╔══

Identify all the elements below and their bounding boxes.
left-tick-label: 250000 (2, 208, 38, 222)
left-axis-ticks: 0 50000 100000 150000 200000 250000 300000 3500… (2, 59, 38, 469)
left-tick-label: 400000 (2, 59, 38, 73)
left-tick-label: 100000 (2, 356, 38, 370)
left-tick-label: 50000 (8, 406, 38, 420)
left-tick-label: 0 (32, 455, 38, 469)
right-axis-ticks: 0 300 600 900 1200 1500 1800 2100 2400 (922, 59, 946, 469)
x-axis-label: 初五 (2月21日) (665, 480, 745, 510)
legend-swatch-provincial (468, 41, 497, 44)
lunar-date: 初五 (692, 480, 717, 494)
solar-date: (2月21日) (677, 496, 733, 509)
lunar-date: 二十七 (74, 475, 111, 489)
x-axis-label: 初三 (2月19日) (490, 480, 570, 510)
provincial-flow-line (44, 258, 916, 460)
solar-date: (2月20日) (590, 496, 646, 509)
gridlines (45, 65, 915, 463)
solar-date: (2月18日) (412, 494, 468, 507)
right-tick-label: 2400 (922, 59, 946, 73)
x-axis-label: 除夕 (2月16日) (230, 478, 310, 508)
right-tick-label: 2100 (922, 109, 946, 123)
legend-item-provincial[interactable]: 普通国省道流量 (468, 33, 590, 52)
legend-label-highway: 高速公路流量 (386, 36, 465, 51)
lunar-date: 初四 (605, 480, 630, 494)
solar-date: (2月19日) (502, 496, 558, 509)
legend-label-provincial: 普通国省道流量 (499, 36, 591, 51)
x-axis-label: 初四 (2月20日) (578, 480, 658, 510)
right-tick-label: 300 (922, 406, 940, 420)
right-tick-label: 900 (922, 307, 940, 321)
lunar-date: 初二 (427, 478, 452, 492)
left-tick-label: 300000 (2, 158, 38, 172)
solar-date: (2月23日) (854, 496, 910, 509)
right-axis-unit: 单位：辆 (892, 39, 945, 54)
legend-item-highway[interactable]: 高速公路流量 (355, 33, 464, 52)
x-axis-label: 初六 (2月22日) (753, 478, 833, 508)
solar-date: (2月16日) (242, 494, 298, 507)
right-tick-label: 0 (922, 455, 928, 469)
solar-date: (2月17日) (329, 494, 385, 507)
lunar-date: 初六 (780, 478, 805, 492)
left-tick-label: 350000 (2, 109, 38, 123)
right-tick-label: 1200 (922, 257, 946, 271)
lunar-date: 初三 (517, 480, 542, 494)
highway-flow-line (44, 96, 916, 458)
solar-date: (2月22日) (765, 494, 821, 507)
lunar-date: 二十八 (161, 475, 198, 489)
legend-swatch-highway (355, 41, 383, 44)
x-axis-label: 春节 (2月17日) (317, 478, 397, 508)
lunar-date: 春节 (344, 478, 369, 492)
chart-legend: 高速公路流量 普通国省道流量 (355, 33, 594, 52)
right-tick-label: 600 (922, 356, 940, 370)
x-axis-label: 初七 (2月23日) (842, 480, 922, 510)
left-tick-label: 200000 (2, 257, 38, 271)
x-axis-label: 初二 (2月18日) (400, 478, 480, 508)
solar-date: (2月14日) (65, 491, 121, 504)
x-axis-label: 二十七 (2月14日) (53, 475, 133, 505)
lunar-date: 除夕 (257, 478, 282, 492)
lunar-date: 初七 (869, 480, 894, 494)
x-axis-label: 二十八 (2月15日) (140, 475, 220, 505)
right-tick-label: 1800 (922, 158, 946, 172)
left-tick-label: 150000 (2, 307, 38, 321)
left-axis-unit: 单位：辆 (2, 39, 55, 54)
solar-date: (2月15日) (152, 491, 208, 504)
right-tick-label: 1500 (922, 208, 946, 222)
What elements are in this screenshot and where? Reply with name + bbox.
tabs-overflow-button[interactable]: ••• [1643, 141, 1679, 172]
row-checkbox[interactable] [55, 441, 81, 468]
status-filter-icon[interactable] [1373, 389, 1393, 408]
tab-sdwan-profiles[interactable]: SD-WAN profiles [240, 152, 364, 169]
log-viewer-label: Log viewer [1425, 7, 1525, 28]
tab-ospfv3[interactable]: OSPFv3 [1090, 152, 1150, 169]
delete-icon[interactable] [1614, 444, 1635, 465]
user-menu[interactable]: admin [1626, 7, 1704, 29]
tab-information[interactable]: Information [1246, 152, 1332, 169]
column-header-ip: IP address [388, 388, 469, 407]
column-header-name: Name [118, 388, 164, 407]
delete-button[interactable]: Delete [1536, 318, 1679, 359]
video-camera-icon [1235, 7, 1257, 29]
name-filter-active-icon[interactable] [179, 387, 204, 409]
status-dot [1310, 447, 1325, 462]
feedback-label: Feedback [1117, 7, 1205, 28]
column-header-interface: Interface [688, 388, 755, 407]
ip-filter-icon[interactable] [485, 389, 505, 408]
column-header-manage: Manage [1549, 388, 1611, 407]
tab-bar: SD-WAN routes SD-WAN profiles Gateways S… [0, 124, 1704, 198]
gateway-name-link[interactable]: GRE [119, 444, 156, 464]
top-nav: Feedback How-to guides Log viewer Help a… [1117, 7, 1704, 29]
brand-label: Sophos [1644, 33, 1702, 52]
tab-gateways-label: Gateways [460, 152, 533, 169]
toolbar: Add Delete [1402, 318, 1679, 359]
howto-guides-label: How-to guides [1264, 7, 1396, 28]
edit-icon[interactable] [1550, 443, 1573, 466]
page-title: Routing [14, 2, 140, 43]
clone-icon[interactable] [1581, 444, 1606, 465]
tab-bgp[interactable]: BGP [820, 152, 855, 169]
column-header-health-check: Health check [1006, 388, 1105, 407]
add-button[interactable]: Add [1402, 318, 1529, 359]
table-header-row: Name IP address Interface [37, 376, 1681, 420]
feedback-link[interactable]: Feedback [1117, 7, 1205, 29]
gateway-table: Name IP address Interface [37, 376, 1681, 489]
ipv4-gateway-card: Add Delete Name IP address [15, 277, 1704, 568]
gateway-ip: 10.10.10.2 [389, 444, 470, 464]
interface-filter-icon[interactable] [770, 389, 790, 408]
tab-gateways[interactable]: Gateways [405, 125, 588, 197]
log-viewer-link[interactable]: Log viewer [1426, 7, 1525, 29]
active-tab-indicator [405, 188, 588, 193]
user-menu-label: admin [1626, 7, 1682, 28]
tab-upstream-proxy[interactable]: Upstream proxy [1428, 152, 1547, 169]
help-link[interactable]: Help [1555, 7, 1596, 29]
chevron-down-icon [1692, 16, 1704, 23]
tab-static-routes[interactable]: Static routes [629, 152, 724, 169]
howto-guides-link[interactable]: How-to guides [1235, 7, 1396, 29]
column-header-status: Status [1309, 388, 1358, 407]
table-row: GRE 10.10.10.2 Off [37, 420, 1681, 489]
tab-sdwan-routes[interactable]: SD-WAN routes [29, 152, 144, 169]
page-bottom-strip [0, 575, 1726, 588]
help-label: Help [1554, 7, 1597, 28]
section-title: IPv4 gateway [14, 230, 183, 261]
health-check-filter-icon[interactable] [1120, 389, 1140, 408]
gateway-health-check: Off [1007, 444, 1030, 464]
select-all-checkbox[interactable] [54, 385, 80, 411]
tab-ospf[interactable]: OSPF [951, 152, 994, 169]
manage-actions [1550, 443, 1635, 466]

╚══

Copy every line of the items above character for character.

TASK RESULT:
Identify all the elements below and their bounding boxes.
left-tick-label: 250000 (2, 208, 38, 222)
left-axis-ticks: 0 50000 100000 150000 200000 250000 300000 3500… (2, 59, 38, 469)
left-tick-label: 400000 (2, 59, 38, 73)
left-tick-label: 100000 (2, 356, 38, 370)
left-tick-label: 50000 (8, 406, 38, 420)
left-tick-label: 0 (32, 455, 38, 469)
right-axis-ticks: 0 300 600 900 1200 1500 1800 2100 2400 (922, 59, 946, 469)
x-axis-label: 初五 (2月21日) (665, 480, 745, 510)
legend-swatch-provincial (468, 41, 497, 44)
lunar-date: 初五 (692, 480, 717, 494)
solar-date: (2月21日) (677, 496, 733, 509)
lunar-date: 二十七 (74, 475, 111, 489)
x-axis-label: 初三 (2月19日) (490, 480, 570, 510)
provincial-flow-line (44, 258, 916, 460)
solar-date: (2月20日) (590, 496, 646, 509)
gridlines (45, 65, 915, 463)
solar-date: (2月18日) (412, 494, 468, 507)
right-tick-label: 2400 (922, 59, 946, 73)
x-axis-label: 除夕 (2月16日) (230, 478, 310, 508)
right-tick-label: 2100 (922, 109, 946, 123)
legend-item-provincial[interactable]: 普通国省道流量 (468, 33, 590, 52)
legend-label-highway: 高速公路流量 (386, 36, 465, 51)
lunar-date: 初四 (605, 480, 630, 494)
solar-date: (2月19日) (502, 496, 558, 509)
legend-label-provincial: 普通国省道流量 (499, 36, 591, 51)
x-axis-label: 初四 (2月20日) (578, 480, 658, 510)
right-tick-label: 300 (922, 406, 940, 420)
right-tick-label: 900 (922, 307, 940, 321)
lunar-date: 初二 (427, 478, 452, 492)
left-tick-label: 300000 (2, 158, 38, 172)
solar-date: (2月23日) (854, 496, 910, 509)
right-axis-unit: 单位：辆 (892, 39, 945, 54)
legend-item-highway[interactable]: 高速公路流量 (355, 33, 464, 52)
x-axis-label: 初六 (2月22日) (753, 478, 833, 508)
solar-date: (2月16日) (242, 494, 298, 507)
right-tick-label: 0 (922, 455, 928, 469)
solar-date: (2月17日) (329, 494, 385, 507)
lunar-date: 初六 (780, 478, 805, 492)
left-tick-label: 350000 (2, 109, 38, 123)
right-tick-label: 1200 (922, 257, 946, 271)
lunar-date: 初三 (517, 480, 542, 494)
highway-flow-line (44, 96, 916, 458)
solar-date: (2月22日) (765, 494, 821, 507)
lunar-date: 二十八 (161, 475, 198, 489)
legend-swatch-highway (355, 41, 383, 44)
x-axis-label: 春节 (2月17日) (317, 478, 397, 508)
lunar-date: 春节 (344, 478, 369, 492)
chart-legend: 高速公路流量 普通国省道流量 (355, 33, 594, 52)
right-tick-label: 600 (922, 356, 940, 370)
x-axis-label: 初七 (2月23日) (842, 480, 922, 510)
left-tick-label: 200000 (2, 257, 38, 271)
x-axis-label: 初二 (2月18日) (400, 478, 480, 508)
solar-date: (2月14日) (65, 491, 121, 504)
x-axis-label: 二十七 (2月14日) (53, 475, 133, 505)
lunar-date: 除夕 (257, 478, 282, 492)
lunar-date: 初七 (869, 480, 894, 494)
x-axis-label: 二十八 (2月15日) (140, 475, 220, 505)
right-tick-label: 1800 (922, 158, 946, 172)
left-tick-label: 150000 (2, 307, 38, 321)
left-axis-unit: 单位：辆 (2, 39, 55, 54)
solar-date: (2月15日) (152, 491, 208, 504)
right-tick-label: 1500 (922, 208, 946, 222)
What elements are in this screenshot and where? Reply with name + bbox.
tabs-overflow-button[interactable]: ••• [1643, 141, 1679, 172]
row-checkbox[interactable] [55, 441, 81, 468]
status-filter-icon[interactable] [1373, 389, 1393, 408]
tab-sdwan-profiles[interactable]: SD-WAN profiles [240, 152, 364, 169]
log-viewer-label: Log viewer [1425, 7, 1525, 28]
tab-ospfv3[interactable]: OSPFv3 [1090, 152, 1150, 169]
delete-icon[interactable] [1614, 444, 1635, 465]
user-menu[interactable]: admin [1626, 7, 1704, 29]
tab-information[interactable]: Information [1246, 152, 1332, 169]
column-header-ip: IP address [388, 388, 469, 407]
column-header-name: Name [118, 388, 164, 407]
delete-button[interactable]: Delete [1536, 318, 1679, 359]
video-camera-icon [1235, 7, 1257, 29]
name-filter-active-icon[interactable] [179, 387, 204, 409]
status-dot [1310, 447, 1325, 462]
feedback-label: Feedback [1117, 7, 1205, 28]
column-header-interface: Interface [688, 388, 755, 407]
ip-filter-icon[interactable] [485, 389, 505, 408]
column-header-manage: Manage [1549, 388, 1611, 407]
tab-bar: SD-WAN routes SD-WAN profiles Gateways S… [0, 124, 1704, 198]
gateway-name-link[interactable]: GRE [119, 444, 156, 464]
top-nav: Feedback How-to guides Log viewer Help a… [1117, 7, 1704, 29]
brand-label: Sophos [1644, 33, 1702, 52]
tab-gateways-label: Gateways [460, 152, 533, 169]
toolbar: Add Delete [1402, 318, 1679, 359]
howto-guides-label: How-to guides [1264, 7, 1396, 28]
edit-icon[interactable] [1550, 443, 1573, 466]
page-title: Routing [14, 2, 140, 43]
clone-icon[interactable] [1581, 444, 1606, 465]
tab-bgp[interactable]: BGP [820, 152, 855, 169]
column-header-health-check: Health check [1006, 388, 1105, 407]
add-button[interactable]: Add [1402, 318, 1529, 359]
table-header-row: Name IP address Interface [37, 376, 1681, 420]
feedback-link[interactable]: Feedback [1117, 7, 1205, 29]
gateway-table: Name IP address Interface [37, 376, 1681, 489]
ipv4-gateway-card: Add Delete Name IP address [15, 277, 1704, 568]
gateway-ip: 10.10.10.2 [389, 444, 470, 464]
interface-filter-icon[interactable] [770, 389, 790, 408]
tab-gateways[interactable]: Gateways [405, 125, 588, 197]
log-viewer-link[interactable]: Log viewer [1426, 7, 1525, 29]
active-tab-indicator [405, 188, 588, 193]
user-menu-label: admin [1626, 7, 1682, 28]
tab-upstream-proxy[interactable]: Upstream proxy [1428, 152, 1547, 169]
help-link[interactable]: Help [1555, 7, 1596, 29]
chevron-down-icon [1692, 16, 1704, 23]
tab-static-routes[interactable]: Static routes [629, 152, 724, 169]
howto-guides-link[interactable]: How-to guides [1235, 7, 1396, 29]
column-header-status: Status [1309, 388, 1358, 407]
table-row: GRE 10.10.10.2 Off [37, 420, 1681, 489]
tab-sdwan-routes[interactable]: SD-WAN routes [29, 152, 144, 169]
page-bottom-strip [0, 575, 1726, 588]
help-label: Help [1554, 7, 1597, 28]
section-title: IPv4 gateway [14, 230, 183, 261]
health-check-filter-icon[interactable] [1120, 389, 1140, 408]
gateway-health-check: Off [1007, 444, 1030, 464]
select-all-checkbox[interactable] [54, 385, 80, 411]
tab-ospf[interactable]: OSPF [951, 152, 994, 169]
manage-actions [1550, 443, 1635, 466]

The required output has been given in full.